■ **Challenge**:
Each record below must be returned exactly as shown.
Start Exercise material
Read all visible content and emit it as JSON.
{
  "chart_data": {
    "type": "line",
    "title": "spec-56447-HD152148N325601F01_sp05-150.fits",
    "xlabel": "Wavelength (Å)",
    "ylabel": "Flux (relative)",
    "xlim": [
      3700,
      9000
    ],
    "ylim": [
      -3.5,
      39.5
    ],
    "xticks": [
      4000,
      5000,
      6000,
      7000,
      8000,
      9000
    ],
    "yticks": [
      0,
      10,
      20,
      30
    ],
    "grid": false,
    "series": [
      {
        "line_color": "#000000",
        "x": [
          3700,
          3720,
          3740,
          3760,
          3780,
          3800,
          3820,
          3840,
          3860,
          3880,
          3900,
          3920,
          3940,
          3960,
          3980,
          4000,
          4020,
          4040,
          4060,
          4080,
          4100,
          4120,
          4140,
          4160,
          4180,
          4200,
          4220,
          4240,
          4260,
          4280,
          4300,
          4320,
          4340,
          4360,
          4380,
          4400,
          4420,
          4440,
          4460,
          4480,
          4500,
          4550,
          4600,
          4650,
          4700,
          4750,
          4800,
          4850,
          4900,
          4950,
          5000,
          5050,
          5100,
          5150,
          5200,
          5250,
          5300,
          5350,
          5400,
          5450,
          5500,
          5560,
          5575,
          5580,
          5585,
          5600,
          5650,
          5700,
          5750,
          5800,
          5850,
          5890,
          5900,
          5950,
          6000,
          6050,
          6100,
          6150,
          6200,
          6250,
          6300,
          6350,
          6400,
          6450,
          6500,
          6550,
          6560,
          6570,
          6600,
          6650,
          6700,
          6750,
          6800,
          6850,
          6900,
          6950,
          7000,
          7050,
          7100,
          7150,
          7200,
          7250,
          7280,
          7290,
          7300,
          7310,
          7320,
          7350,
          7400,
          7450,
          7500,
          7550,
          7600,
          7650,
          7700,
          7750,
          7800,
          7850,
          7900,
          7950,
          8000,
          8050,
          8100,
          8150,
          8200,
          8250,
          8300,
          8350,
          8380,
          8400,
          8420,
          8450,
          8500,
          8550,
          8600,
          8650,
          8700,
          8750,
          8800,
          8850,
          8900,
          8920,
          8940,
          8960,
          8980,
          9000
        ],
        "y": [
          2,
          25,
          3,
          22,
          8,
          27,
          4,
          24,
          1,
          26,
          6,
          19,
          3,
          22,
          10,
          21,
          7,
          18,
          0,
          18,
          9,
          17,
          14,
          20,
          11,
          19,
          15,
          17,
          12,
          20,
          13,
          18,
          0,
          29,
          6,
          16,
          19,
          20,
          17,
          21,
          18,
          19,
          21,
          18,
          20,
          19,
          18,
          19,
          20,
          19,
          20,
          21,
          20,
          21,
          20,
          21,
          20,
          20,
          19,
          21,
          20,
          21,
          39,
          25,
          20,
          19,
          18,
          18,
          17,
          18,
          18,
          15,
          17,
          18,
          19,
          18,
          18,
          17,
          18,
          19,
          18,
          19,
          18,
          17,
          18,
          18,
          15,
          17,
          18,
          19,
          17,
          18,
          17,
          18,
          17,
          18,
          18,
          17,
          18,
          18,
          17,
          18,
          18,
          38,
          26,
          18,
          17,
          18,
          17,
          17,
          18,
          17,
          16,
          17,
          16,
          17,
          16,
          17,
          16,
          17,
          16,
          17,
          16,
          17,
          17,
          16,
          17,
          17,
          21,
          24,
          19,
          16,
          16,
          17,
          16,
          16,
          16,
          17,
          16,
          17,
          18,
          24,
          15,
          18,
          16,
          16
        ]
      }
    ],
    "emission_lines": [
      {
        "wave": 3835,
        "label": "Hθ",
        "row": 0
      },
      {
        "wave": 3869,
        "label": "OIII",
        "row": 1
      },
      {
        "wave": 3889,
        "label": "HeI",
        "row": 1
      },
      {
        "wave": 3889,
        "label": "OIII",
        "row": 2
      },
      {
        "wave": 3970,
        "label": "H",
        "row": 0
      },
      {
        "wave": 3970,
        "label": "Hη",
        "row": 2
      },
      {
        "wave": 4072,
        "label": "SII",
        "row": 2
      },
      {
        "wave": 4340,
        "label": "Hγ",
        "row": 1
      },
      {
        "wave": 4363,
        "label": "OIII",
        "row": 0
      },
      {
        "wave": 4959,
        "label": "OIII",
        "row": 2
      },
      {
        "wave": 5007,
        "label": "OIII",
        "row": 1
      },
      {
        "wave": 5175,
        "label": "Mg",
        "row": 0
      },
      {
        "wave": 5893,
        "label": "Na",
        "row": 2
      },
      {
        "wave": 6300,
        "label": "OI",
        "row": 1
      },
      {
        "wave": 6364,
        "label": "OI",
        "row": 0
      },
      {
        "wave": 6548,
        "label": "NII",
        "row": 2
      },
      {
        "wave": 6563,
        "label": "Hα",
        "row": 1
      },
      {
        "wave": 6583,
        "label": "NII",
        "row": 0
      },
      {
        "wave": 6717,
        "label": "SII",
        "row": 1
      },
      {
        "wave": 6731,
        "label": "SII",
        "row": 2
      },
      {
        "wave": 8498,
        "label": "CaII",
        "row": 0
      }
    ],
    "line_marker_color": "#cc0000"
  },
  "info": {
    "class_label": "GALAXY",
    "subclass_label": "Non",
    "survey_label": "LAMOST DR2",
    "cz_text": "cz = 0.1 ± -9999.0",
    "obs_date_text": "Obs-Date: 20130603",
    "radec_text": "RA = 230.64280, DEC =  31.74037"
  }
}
End Exercise material
■ **Output for this exercise**:
Read all visible content and emit it as JSON.
{
  "chart_data": {
    "type": "line",
    "title": "spec-56447-HD152148N325601F01_sp05-150.fits",
    "xlabel": "Wavelength (Å)",
    "ylabel": "Flux (relative)",
    "xlim": [
      3700,
      9000
    ],
    "ylim": [
      -3.5,
      39.5
    ],
    "xticks": [
      4000,
      5000,
      6000,
      7000,
      8000,
      9000
    ],
    "yticks": [
      0,
      10,
      20,
      30
    ],
    "grid": false,
    "series": [
      {
        "line_color": "#000000",
        "x": [
          3700,
          3720,
          3740,
          3760,
          3780,
          3800,
          3820,
          3840,
          3860,
          3880,
          3900,
          3920,
          3940,
          3960,
          3980,
          4000,
          4020,
          4040,
          4060,
          4080,
          4100,
          4120,
          4140,
          4160,
          4180,
          4200,
          4220,
          4240,
          4260,
          4280,
          4300,
          4320,
          4340,
          4360,
          4380,
          4400,
          4420,
          4440,
          4460,
          4480,
          4500,
          4550,
          4600,
          4650,
          4700,
          4750,
          4800,
          4850,
          4900,
          4950,
          5000,
          5050,
          5100,
          5150,
          5200,
          5250,
          5300,
          5350,
          5400,
          5450,
          5500,
          5560,
          5575,
          5580,
          5585,
          5600,
          5650,
          5700,
          5750,
          5800,
          5850,
          5890,
          5900,
          5950,
          6000,
          6050,
          6100,
          6150,
          6200,
          6250,
          6300,
          6350,
          6400,
          6450,
          6500,
          6550,
          6560,
          6570,
          6600,
          6650,
          6700,
          6750,
          6800,
          6850,
          6900,
          6950,
          7000,
          7050,
          7100,
          7150,
          7200,
          7250,
          7280,
          7290,
          7300,
          7310,
          7320,
          7350,
          7400,
          7450,
          7500,
          7550,
          7600,
          7650,
          7700,
          7750,
          7800,
          7850,
          7900,
          7950,
          8000,
          8050,
          8100,
          8150,
          8200,
          8250,
          8300,
          8350,
          8380,
          8400,
          8420,
          8450,
          8500,
          8550,
          8600,
          8650,
          8700,
          8750,
          8800,
          8850,
          8900,
          8920,
          8940,
          8960,
          8980,
          9000
        ],
        "y": [
          2,
          25,
          3,
          22,
          8,
          27,
          4,
          24,
          1,
          26,
          6,
          19,
          3,
          22,
          10,
          21,
          7,
          18,
          0,
          18,
          9,
          17,
          14,
          20,
          11,
          19,
          15,
          17,
          12,
          20,
          13,
          18,
          0,
          29,
          6,
          16,
          19,
          20,
          17,
          21,
          18,
          19,
          21,
          18,
          20,
          19,
          18,
          19,
          20,
          19,
          20,
          21,
          20,
          21,
          20,
          21,
          20,
          20,
          19,
          21,
          20,
          21,
          39,
          25,
          20,
          19,
          18,
          18,
          17,
          18,
          18,
          15,
          17,
          18,
          19,
          18,
          18,
          17,
          18,
          19,
          18,
          19,
          18,
          17,
          18,
          18,
          15,
          17,
          18,
          19,
          17,
          18,
          17,
          18,
          17,
          18,
          18,
          17,
          18,
          18,
          17,
          18,
          18,
          38,
          26,
          18,
          17,
          18,
          17,
          17,
          18,
          17,
          16,
          17,
          16,
          17,
          16,
          17,
          16,
          17,
          16,
          17,
          16,
          17,
          17,
          16,
          17,
          17,
          21,
          24,
          19,
          16,
          16,
          17,
          16,
          16,
          16,
          17,
          16,
          17,
          18,
          24,
          15,
          18,
          16,
          16
        ]
      }
    ],
    "emission_lines": [
      {
        "wave": 3835,
        "label": "Hθ",
        "row": 0
      },
      {
        "wave": 3869,
        "label": "OIII",
        "row": 1
      },
      {
        "wave": 3889,
        "label": "HeI",
        "row": 1
      },
      {
        "wave": 3889,
        "label": "OIII",
        "row": 2
      },
      {
        "wave": 3970,
        "label": "H",
        "row": 0
      },
      {
        "wave": 3970,
        "label": "Hη",
        "row": 2
      },
      {
        "wave": 4072,
        "label": "SII",
        "row": 2
      },
      {
        "wave": 4340,
        "label": "Hγ",
        "row": 1
      },
      {
        "wave": 4363,
        "label": "OIII",
        "row": 0
      },
      {
        "wave": 4959,
        "label": "OIII",
        "row": 2
      },
      {
        "wave": 5007,
        "label": "OIII",
        "row": 1
      },
      {
        "wave": 5175,
        "label": "Mg",
        "row": 0
      },
      {
        "wave": 5893,
        "label": "Na",
        "row": 2
      },
      {
        "wave": 6300,
        "label": "OI",
        "row": 1
      },
      {
        "wave": 6364,
        "label": "OI",
        "row": 0
      },
      {
        "wave": 6548,
        "label": "NII",
        "row": 2
      },
      {
        "wave": 6563,
        "label": "Hα",
        "row": 1
      },
      {
        "wave": 6583,
        "label": "NII",
        "row": 0
      },
      {
        "wave": 6717,
        "label": "SII",
        "row": 1
      },
      {
        "wave": 6731,
        "label": "SII",
        "row": 2
      },
      {
        "wave": 8498,
        "label": "CaII",
        "row": 0
      }
    ],
    "line_marker_color": "#cc0000"
  },
  "info": {
    "class_label": "GALAXY",
    "subclass_label": "Non",
    "survey_label": "LAMOST DR2",
    "cz_text": "cz = 0.1 ± -9999.0",
    "obs_date_text": "Obs-Date: 20130603",
    "radec_text": "RA = 230.64280, DEC =  31.74037"
  }
}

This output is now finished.